[Figure contents as structured data]
------------------------
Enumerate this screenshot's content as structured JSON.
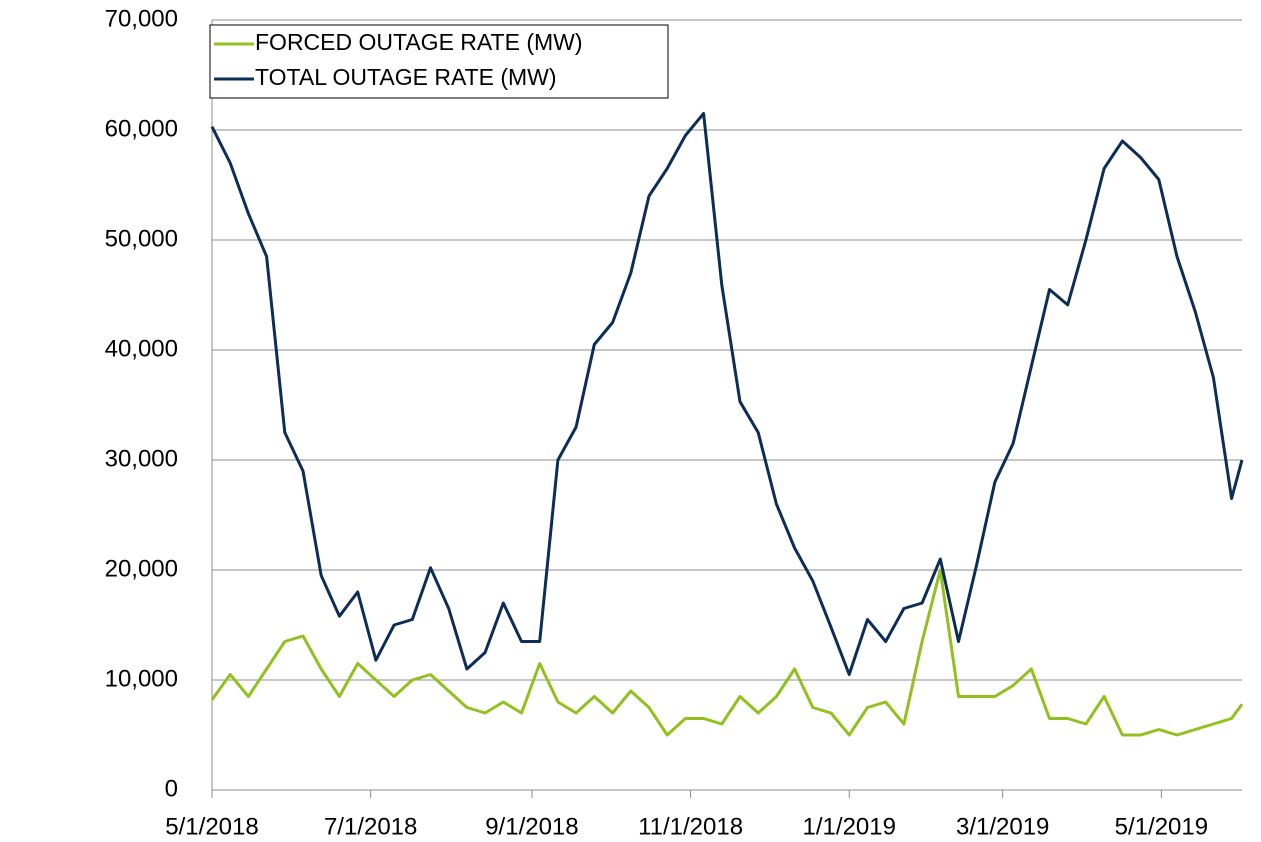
{
  "chart_data": {
    "type": "line",
    "x": [
      "5/1/2018",
      "5/8/2018",
      "5/15/2018",
      "5/22/2018",
      "5/29/2018",
      "6/5/2018",
      "6/12/2018",
      "6/19/2018",
      "6/26/2018",
      "7/3/2018",
      "7/10/2018",
      "7/17/2018",
      "7/24/2018",
      "7/31/2018",
      "8/7/2018",
      "8/14/2018",
      "8/21/2018",
      "8/28/2018",
      "9/4/2018",
      "9/11/2018",
      "9/18/2018",
      "9/25/2018",
      "10/2/2018",
      "10/9/2018",
      "10/16/2018",
      "10/23/2018",
      "10/30/2018",
      "11/6/2018",
      "11/13/2018",
      "11/20/2018",
      "11/27/2018",
      "12/4/2018",
      "12/11/2018",
      "12/18/2018",
      "12/25/2018",
      "1/1/2019",
      "1/8/2019",
      "1/15/2019",
      "1/22/2019",
      "1/29/2019",
      "2/5/2019",
      "2/12/2019",
      "2/19/2019",
      "2/26/2019",
      "3/5/2019",
      "3/12/2019",
      "3/19/2019",
      "3/26/2019",
      "4/2/2019",
      "4/9/2019",
      "4/16/2019",
      "4/23/2019",
      "4/30/2019",
      "5/7/2019",
      "5/14/2019",
      "5/21/2019",
      "5/28/2019",
      "6/1/2019"
    ],
    "series": [
      {
        "name": "FORCED OUTAGE RATE (MW)",
        "color": "#92c01f",
        "values": [
          8200,
          10500,
          8500,
          11000,
          13500,
          14000,
          11000,
          8500,
          11500,
          10000,
          8500,
          10000,
          10500,
          9000,
          7500,
          7000,
          8000,
          7000,
          11500,
          8000,
          7000,
          8500,
          7000,
          9000,
          7500,
          5000,
          6500,
          6500,
          6000,
          8500,
          7000,
          8500,
          11000,
          7500,
          7000,
          5000,
          7500,
          8000,
          6000,
          13500,
          20000,
          8500,
          8500,
          8500,
          9500,
          11000,
          6500,
          6500,
          6000,
          8500,
          5000,
          5000,
          5500,
          5000,
          5500,
          6000,
          6500,
          7800
        ]
      },
      {
        "name": "TOTAL OUTAGE RATE (MW)",
        "color": "#0c2d57",
        "values": [
          60300,
          57000,
          52400,
          48500,
          32500,
          29000,
          19500,
          15800,
          18000,
          11800,
          15000,
          15500,
          20200,
          16500,
          11000,
          12500,
          17000,
          13500,
          13500,
          30000,
          33000,
          40500,
          42500,
          47000,
          54000,
          56500,
          59500,
          61500,
          45900,
          35300,
          32500,
          26000,
          22000,
          19000,
          14800,
          10500,
          15500,
          13500,
          16500,
          17000,
          21000,
          13500,
          20500,
          28000,
          31500,
          38500,
          45500,
          44100,
          50000,
          56500,
          59000,
          57500,
          55500,
          48500,
          43500,
          37500,
          26500,
          30000
        ]
      }
    ],
    "xlim": [
      "5/1/2018",
      "6/1/2019"
    ],
    "xticks": [
      "5/1/2018",
      "7/1/2018",
      "9/1/2018",
      "11/1/2018",
      "1/1/2019",
      "3/1/2019",
      "5/1/2019"
    ],
    "ylim": [
      0,
      70000
    ],
    "yticks": [
      0,
      {
        "value": 10000,
        "label": "10,000"
      },
      {
        "value": 20000,
        "label": "20,000"
      },
      {
        "value": 30000,
        "label": "30,000"
      },
      {
        "value": 40000,
        "label": "40,000"
      },
      {
        "value": 50000,
        "label": "50,000"
      },
      {
        "value": 60000,
        "label": "60,000"
      },
      {
        "value": 70000,
        "label": "70,000"
      }
    ],
    "grid": true,
    "legend": "top-left"
  }
}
------------------------
§ **SHORT TASK**: Exclude all images and restate the records above word for word.

§ **RESULT OF THIS EXERCISE**:
Enumerate this screenshot's content as structured JSON.
{
  "chart_data": {
    "type": "line",
    "x": [
      "5/1/2018",
      "5/8/2018",
      "5/15/2018",
      "5/22/2018",
      "5/29/2018",
      "6/5/2018",
      "6/12/2018",
      "6/19/2018",
      "6/26/2018",
      "7/3/2018",
      "7/10/2018",
      "7/17/2018",
      "7/24/2018",
      "7/31/2018",
      "8/7/2018",
      "8/14/2018",
      "8/21/2018",
      "8/28/2018",
      "9/4/2018",
      "9/11/2018",
      "9/18/2018",
      "9/25/2018",
      "10/2/2018",
      "10/9/2018",
      "10/16/2018",
      "10/23/2018",
      "10/30/2018",
      "11/6/2018",
      "11/13/2018",
      "11/20/2018",
      "11/27/2018",
      "12/4/2018",
      "12/11/2018",
      "12/18/2018",
      "12/25/2018",
      "1/1/2019",
      "1/8/2019",
      "1/15/2019",
      "1/22/2019",
      "1/29/2019",
      "2/5/2019",
      "2/12/2019",
      "2/19/2019",
      "2/26/2019",
      "3/5/2019",
      "3/12/2019",
      "3/19/2019",
      "3/26/2019",
      "4/2/2019",
      "4/9/2019",
      "4/16/2019",
      "4/23/2019",
      "4/30/2019",
      "5/7/2019",
      "5/14/2019",
      "5/21/2019",
      "5/28/2019",
      "6/1/2019"
    ],
    "series": [
      {
        "name": "FORCED OUTAGE RATE (MW)",
        "color": "#92c01f",
        "values": [
          8200,
          10500,
          8500,
          11000,
          13500,
          14000,
          11000,
          8500,
          11500,
          10000,
          8500,
          10000,
          10500,
          9000,
          7500,
          7000,
          8000,
          7000,
          11500,
          8000,
          7000,
          8500,
          7000,
          9000,
          7500,
          5000,
          6500,
          6500,
          6000,
          8500,
          7000,
          8500,
          11000,
          7500,
          7000,
          5000,
          7500,
          8000,
          6000,
          13500,
          20000,
          8500,
          8500,
          8500,
          9500,
          11000,
          6500,
          6500,
          6000,
          8500,
          5000,
          5000,
          5500,
          5000,
          5500,
          6000,
          6500,
          7800
        ]
      },
      {
        "name": "TOTAL OUTAGE RATE (MW)",
        "color": "#0c2d57",
        "values": [
          60300,
          57000,
          52400,
          48500,
          32500,
          29000,
          19500,
          15800,
          18000,
          11800,
          15000,
          15500,
          20200,
          16500,
          11000,
          12500,
          17000,
          13500,
          13500,
          30000,
          33000,
          40500,
          42500,
          47000,
          54000,
          56500,
          59500,
          61500,
          45900,
          35300,
          32500,
          26000,
          22000,
          19000,
          14800,
          10500,
          15500,
          13500,
          16500,
          17000,
          21000,
          13500,
          20500,
          28000,
          31500,
          38500,
          45500,
          44100,
          50000,
          56500,
          59000,
          57500,
          55500,
          48500,
          43500,
          37500,
          26500,
          30000
        ]
      }
    ],
    "xlim": [
      "5/1/2018",
      "6/1/2019"
    ],
    "xticks": [
      "5/1/2018",
      "7/1/2018",
      "9/1/2018",
      "11/1/2018",
      "1/1/2019",
      "3/1/2019",
      "5/1/2019"
    ],
    "ylim": [
      0,
      70000
    ],
    "yticks": [
      0,
      {
        "value": 10000,
        "label": "10,000"
      },
      {
        "value": 20000,
        "label": "20,000"
      },
      {
        "value": 30000,
        "label": "30,000"
      },
      {
        "value": 40000,
        "label": "40,000"
      },
      {
        "value": 50000,
        "label": "50,000"
      },
      {
        "value": 60000,
        "label": "60,000"
      },
      {
        "value": 70000,
        "label": "70,000"
      }
    ],
    "grid": true,
    "legend": "top-left"
  }
}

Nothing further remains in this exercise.